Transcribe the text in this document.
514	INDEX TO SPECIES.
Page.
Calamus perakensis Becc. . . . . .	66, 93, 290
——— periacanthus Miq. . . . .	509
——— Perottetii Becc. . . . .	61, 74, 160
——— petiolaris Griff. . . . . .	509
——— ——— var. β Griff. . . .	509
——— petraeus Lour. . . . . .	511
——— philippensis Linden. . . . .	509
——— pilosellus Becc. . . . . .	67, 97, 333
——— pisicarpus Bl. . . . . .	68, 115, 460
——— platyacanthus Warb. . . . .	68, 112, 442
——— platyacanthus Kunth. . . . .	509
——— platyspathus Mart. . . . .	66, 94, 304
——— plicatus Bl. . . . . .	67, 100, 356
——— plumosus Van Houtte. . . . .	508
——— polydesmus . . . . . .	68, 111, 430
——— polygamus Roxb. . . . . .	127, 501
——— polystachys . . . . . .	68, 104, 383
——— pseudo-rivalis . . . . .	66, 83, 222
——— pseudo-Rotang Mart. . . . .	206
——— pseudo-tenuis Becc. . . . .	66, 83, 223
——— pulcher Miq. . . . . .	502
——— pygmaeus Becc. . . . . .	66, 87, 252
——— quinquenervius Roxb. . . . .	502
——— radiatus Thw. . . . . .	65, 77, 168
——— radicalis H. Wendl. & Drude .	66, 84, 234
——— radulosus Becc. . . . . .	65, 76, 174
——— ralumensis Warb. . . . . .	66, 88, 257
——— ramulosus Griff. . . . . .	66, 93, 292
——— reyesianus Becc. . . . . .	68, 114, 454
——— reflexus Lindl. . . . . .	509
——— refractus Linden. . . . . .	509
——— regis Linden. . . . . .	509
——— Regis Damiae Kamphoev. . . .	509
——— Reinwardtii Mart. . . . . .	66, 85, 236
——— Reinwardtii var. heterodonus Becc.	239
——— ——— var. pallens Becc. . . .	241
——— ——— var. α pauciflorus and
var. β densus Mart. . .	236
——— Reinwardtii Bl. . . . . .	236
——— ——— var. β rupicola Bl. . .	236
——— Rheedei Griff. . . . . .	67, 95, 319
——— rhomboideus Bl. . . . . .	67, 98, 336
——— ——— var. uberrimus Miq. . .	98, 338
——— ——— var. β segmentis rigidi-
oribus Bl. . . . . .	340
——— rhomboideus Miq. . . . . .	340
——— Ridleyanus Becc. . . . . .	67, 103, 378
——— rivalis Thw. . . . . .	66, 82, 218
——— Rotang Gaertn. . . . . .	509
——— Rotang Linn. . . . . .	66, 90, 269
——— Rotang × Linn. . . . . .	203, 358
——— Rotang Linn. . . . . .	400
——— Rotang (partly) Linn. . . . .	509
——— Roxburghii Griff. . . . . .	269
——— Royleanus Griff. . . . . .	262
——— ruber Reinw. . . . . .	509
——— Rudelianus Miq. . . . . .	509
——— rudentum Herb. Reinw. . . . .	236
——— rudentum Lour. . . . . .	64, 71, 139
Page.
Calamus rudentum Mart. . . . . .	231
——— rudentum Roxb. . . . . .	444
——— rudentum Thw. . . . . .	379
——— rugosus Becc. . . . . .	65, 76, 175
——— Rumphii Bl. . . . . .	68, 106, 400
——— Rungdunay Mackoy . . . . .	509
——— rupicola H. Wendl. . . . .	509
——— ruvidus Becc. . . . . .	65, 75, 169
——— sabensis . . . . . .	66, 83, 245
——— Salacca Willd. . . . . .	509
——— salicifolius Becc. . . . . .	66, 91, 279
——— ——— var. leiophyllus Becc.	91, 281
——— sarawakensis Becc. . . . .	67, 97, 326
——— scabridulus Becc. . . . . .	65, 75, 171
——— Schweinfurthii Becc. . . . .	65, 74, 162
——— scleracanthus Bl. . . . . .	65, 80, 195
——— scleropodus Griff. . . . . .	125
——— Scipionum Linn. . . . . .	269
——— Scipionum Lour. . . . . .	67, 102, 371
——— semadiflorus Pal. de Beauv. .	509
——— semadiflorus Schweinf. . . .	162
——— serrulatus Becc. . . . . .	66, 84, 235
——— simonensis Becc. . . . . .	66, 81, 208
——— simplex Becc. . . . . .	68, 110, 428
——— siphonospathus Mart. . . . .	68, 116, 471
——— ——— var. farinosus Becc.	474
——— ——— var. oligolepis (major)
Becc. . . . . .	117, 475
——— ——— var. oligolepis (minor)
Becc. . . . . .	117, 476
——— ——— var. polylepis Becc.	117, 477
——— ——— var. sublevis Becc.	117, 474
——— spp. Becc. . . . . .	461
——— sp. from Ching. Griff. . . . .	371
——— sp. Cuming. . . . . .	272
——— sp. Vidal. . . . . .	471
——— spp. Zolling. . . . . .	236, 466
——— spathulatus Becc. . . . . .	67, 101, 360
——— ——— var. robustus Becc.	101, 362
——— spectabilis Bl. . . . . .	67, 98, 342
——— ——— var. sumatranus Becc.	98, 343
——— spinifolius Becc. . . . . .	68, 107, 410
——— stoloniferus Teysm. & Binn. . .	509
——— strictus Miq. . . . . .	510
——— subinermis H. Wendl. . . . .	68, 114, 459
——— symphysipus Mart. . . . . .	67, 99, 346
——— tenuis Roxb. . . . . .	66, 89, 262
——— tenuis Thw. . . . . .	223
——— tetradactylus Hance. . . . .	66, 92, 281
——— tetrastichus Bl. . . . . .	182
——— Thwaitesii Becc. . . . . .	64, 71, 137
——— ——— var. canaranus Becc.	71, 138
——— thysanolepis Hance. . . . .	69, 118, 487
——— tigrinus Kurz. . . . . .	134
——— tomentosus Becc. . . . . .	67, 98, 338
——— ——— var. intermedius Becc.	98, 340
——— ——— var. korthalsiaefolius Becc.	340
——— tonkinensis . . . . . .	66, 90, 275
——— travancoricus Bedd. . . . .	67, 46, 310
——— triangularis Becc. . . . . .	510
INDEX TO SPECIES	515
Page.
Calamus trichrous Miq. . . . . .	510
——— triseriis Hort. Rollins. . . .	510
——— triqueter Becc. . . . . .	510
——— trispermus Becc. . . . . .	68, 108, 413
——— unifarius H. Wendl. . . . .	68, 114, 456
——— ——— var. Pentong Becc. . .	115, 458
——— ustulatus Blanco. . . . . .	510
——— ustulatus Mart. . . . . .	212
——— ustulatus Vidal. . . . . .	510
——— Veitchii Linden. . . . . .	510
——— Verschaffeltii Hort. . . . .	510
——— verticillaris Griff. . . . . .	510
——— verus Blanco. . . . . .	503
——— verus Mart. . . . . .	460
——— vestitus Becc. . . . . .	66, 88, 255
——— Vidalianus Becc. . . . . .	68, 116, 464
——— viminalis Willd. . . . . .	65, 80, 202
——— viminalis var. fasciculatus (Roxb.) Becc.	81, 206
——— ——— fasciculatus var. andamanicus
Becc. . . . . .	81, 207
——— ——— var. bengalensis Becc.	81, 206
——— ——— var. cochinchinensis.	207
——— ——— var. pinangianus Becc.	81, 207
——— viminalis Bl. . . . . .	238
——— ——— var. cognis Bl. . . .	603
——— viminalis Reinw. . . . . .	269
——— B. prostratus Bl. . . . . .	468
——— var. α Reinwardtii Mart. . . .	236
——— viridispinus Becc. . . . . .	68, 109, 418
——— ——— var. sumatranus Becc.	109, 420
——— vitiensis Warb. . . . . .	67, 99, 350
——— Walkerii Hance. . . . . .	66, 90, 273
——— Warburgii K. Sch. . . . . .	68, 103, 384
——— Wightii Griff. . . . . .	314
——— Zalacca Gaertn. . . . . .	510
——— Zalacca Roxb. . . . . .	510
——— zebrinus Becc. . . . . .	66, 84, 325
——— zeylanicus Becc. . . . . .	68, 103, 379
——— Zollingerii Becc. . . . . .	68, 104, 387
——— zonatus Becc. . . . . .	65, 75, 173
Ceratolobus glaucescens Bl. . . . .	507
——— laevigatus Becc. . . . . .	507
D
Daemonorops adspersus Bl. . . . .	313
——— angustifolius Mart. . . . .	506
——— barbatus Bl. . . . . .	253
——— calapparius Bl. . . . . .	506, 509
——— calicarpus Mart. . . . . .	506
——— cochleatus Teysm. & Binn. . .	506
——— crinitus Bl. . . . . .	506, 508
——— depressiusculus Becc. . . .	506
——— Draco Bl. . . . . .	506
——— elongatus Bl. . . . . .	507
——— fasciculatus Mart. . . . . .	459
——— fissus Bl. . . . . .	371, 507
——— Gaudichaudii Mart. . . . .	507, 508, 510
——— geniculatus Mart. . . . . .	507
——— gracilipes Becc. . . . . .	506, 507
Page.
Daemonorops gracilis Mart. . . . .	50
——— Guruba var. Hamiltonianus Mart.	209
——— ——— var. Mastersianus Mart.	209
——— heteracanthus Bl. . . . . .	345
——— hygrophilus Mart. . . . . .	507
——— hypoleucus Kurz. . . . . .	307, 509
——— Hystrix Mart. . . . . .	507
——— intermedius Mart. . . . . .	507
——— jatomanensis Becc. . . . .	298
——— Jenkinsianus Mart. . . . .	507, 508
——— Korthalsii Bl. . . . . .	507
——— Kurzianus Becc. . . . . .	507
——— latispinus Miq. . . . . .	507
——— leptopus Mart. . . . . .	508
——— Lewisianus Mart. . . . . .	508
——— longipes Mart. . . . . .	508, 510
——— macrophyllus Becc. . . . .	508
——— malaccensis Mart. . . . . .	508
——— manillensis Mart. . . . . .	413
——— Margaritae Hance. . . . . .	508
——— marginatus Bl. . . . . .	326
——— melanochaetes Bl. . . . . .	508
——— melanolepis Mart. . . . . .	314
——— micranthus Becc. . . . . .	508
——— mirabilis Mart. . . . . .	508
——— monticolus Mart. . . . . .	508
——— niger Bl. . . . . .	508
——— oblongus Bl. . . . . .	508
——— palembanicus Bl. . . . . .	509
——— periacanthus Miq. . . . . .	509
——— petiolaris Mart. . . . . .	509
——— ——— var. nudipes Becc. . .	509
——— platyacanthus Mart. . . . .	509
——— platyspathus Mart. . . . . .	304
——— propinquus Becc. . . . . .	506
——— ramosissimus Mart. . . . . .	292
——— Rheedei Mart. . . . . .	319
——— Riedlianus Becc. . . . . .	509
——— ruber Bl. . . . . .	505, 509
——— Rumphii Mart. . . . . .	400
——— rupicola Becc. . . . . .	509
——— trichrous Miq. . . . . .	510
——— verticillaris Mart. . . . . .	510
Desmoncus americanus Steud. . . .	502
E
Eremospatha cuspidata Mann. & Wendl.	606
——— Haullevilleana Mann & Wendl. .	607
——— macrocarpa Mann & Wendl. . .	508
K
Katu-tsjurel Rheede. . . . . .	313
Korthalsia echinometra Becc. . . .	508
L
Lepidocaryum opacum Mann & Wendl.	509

* **Task**: Copy out every line that includes the word "rudentum".

* **Answer to this task**:
——— rudentum Herb. Reinw. . . . .	236
——— rudentum Lour. . . . . .	64, 71, 139
Calamus rudentum Mart. . . . . .	231
——— rudentum Roxb. . . . . .	444
——— rudentum Thw. . . . . .	379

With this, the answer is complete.